◆ Material for this task

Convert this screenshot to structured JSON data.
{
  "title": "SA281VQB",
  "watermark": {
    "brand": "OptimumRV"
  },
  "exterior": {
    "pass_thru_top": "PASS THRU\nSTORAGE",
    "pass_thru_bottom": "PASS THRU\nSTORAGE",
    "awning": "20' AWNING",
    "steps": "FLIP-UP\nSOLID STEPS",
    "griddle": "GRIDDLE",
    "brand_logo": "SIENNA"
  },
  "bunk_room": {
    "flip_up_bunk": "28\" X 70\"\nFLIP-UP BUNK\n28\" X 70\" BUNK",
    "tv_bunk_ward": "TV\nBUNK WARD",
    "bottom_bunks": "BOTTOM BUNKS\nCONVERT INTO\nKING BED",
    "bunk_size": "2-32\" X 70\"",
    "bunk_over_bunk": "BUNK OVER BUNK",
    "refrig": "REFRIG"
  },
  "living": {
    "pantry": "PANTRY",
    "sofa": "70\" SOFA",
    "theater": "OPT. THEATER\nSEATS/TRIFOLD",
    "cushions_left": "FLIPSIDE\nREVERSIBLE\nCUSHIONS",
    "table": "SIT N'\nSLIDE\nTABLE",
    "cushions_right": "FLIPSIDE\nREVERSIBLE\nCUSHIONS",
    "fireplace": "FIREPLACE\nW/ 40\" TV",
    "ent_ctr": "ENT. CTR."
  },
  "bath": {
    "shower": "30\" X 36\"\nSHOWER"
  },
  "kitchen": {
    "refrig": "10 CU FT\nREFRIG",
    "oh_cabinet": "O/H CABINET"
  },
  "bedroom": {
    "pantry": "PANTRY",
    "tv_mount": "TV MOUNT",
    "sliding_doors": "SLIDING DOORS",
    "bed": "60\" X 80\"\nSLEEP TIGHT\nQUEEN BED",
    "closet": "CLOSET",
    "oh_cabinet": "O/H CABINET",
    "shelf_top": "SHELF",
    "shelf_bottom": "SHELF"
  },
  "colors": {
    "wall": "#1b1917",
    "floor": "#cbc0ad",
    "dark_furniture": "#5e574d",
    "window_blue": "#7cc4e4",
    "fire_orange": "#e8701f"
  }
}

◆ Aim of the exercise
Above are the records. Identify each line that contains the word "THRU".

◆ Full answer
    "pass_thru_top": "PASS THRU\nSTORAGE",
    "pass_thru_bottom": "PASS THRU\nSTORAGE",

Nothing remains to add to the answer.